# [Your task]
Output every entry exactly as given.

Data items:
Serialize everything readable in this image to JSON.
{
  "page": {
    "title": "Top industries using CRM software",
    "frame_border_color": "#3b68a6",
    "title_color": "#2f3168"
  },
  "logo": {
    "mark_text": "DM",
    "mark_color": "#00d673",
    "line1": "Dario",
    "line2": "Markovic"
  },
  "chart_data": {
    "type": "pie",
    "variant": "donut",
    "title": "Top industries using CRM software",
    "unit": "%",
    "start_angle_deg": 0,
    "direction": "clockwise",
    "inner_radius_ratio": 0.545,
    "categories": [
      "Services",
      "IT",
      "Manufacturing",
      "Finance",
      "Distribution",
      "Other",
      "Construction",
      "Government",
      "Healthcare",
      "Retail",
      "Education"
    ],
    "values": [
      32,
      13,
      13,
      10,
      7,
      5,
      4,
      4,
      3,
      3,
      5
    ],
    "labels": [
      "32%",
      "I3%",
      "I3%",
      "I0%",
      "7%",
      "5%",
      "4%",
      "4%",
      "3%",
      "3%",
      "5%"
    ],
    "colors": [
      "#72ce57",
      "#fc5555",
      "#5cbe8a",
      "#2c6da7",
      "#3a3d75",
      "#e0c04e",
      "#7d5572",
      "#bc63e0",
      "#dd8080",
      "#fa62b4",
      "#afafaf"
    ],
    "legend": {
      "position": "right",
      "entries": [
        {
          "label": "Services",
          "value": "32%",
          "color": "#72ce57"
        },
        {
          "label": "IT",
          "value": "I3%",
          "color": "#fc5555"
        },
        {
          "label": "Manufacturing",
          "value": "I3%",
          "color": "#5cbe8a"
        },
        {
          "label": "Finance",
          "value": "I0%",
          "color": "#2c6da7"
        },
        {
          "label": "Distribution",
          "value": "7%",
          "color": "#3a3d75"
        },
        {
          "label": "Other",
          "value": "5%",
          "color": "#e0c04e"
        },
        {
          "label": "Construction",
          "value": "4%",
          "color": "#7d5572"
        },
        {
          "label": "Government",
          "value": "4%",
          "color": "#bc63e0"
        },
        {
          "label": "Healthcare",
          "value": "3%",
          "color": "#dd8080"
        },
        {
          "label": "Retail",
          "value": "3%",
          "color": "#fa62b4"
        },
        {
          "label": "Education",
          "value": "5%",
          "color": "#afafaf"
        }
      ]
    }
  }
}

# [Exercise response]
Serialize everything readable in this image to JSON.
{
  "page": {
    "title": "Top industries using CRM software",
    "frame_border_color": "#3b68a6",
    "title_color": "#2f3168"
  },
  "logo": {
    "mark_text": "DM",
    "mark_color": "#00d673",
    "line1": "Dario",
    "line2": "Markovic"
  },
  "chart_data": {
    "type": "pie",
    "variant": "donut",
    "title": "Top industries using CRM software",
    "unit": "%",
    "start_angle_deg": 0,
    "direction": "clockwise",
    "inner_radius_ratio": 0.545,
    "categories": [
      "Services",
      "IT",
      "Manufacturing",
      "Finance",
      "Distribution",
      "Other",
      "Construction",
      "Government",
      "Healthcare",
      "Retail",
      "Education"
    ],
    "values": [
      32,
      13,
      13,
      10,
      7,
      5,
      4,
      4,
      3,
      3,
      5
    ],
    "labels": [
      "32%",
      "I3%",
      "I3%",
      "I0%",
      "7%",
      "5%",
      "4%",
      "4%",
      "3%",
      "3%",
      "5%"
    ],
    "colors": [
      "#72ce57",
      "#fc5555",
      "#5cbe8a",
      "#2c6da7",
      "#3a3d75",
      "#e0c04e",
      "#7d5572",
      "#bc63e0",
      "#dd8080",
      "#fa62b4",
      "#afafaf"
    ],
    "legend": {
      "position": "right",
      "entries": [
        {
          "label": "Services",
          "value": "32%",
          "color": "#72ce57"
        },
        {
          "label": "IT",
          "value": "I3%",
          "color": "#fc5555"
        },
        {
          "label": "Manufacturing",
          "value": "I3%",
          "color": "#5cbe8a"
        },
        {
          "label": "Finance",
          "value": "I0%",
          "color": "#2c6da7"
        },
        {
          "label": "Distribution",
          "value": "7%",
          "color": "#3a3d75"
        },
        {
          "label": "Other",
          "value": "5%",
          "color": "#e0c04e"
        },
        {
          "label": "Construction",
          "value": "4%",
          "color": "#7d5572"
        },
        {
          "label": "Government",
          "value": "4%",
          "color": "#bc63e0"
        },
        {
          "label": "Healthcare",
          "value": "3%",
          "color": "#dd8080"
        },
        {
          "label": "Retail",
          "value": "3%",
          "color": "#fa62b4"
        },
        {
          "label": "Education",
          "value": "5%",
          "color": "#afafaf"
        }
      ]
    }
  }
}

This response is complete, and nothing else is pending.